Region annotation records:
—————

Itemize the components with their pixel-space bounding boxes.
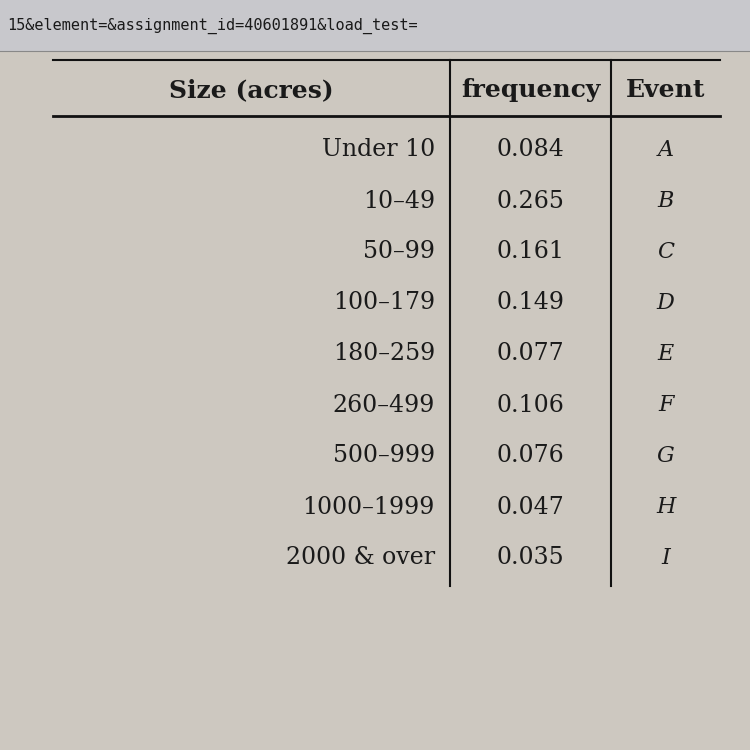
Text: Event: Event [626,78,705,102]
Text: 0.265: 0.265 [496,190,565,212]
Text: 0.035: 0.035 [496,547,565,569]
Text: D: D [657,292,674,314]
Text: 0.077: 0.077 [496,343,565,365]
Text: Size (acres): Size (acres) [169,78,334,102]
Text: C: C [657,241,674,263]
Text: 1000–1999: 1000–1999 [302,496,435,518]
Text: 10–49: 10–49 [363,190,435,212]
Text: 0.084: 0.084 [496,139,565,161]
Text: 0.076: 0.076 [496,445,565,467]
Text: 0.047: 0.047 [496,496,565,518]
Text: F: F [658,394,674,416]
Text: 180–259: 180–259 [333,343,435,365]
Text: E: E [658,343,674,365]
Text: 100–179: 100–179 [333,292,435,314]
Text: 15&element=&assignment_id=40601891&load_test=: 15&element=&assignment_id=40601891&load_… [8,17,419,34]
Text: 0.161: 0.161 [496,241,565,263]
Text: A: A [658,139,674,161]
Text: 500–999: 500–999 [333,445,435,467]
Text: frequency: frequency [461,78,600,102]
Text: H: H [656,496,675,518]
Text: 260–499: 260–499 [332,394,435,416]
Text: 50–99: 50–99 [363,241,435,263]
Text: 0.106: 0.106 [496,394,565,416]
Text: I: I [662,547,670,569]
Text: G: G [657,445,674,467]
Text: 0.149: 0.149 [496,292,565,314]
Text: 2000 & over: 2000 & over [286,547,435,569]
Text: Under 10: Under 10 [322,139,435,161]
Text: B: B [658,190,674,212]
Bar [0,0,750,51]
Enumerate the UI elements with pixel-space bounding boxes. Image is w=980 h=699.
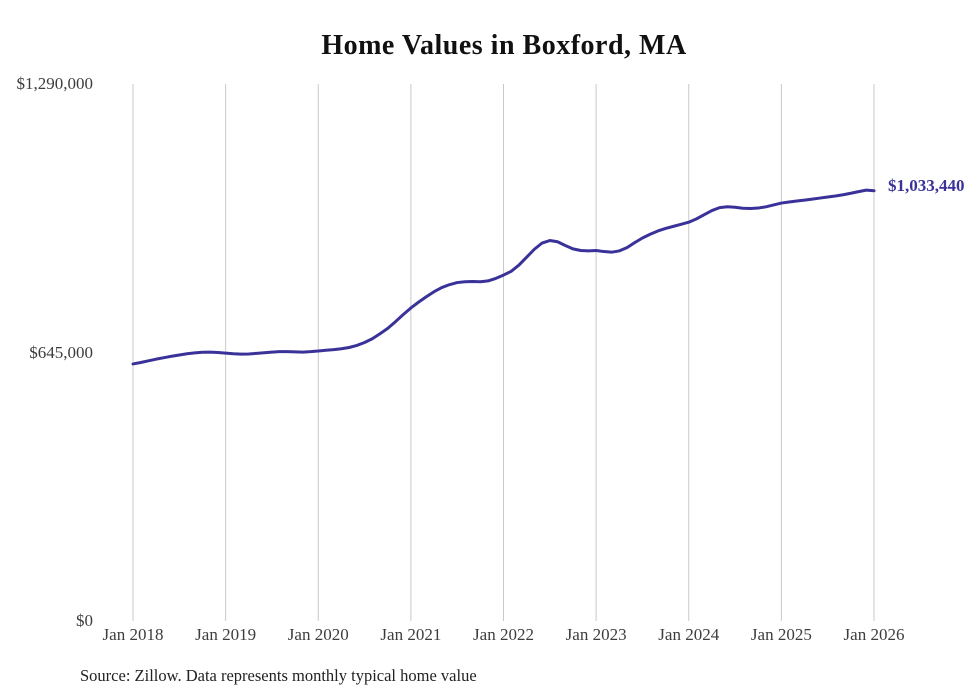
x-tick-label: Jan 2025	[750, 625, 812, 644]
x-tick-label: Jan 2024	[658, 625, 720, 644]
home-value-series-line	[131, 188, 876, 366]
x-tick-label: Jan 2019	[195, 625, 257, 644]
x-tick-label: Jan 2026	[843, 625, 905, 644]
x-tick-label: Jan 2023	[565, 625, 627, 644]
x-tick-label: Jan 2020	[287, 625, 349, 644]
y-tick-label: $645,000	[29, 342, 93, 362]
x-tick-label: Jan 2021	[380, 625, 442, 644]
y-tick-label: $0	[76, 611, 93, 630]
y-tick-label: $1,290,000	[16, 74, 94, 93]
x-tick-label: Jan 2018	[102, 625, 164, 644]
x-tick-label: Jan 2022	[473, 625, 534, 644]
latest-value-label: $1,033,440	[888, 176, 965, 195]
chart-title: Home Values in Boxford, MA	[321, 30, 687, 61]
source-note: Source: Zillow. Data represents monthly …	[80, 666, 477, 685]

—————

Quote verbatim the stretch of the items above from the line containing "625, 812, 644]" through the line containing "625, 627, 644]", including both of those lines.

x-tick-label: Jan 2025	[750, 625, 812, 644]
x-tick-label: Jan 2024	[658, 625, 720, 644]
home-value-series-line	[131, 188, 876, 366]
x-tick-label: Jan 2019	[195, 625, 257, 644]
x-tick-label: Jan 2026	[843, 625, 905, 644]
x-tick-label: Jan 2023	[565, 625, 627, 644]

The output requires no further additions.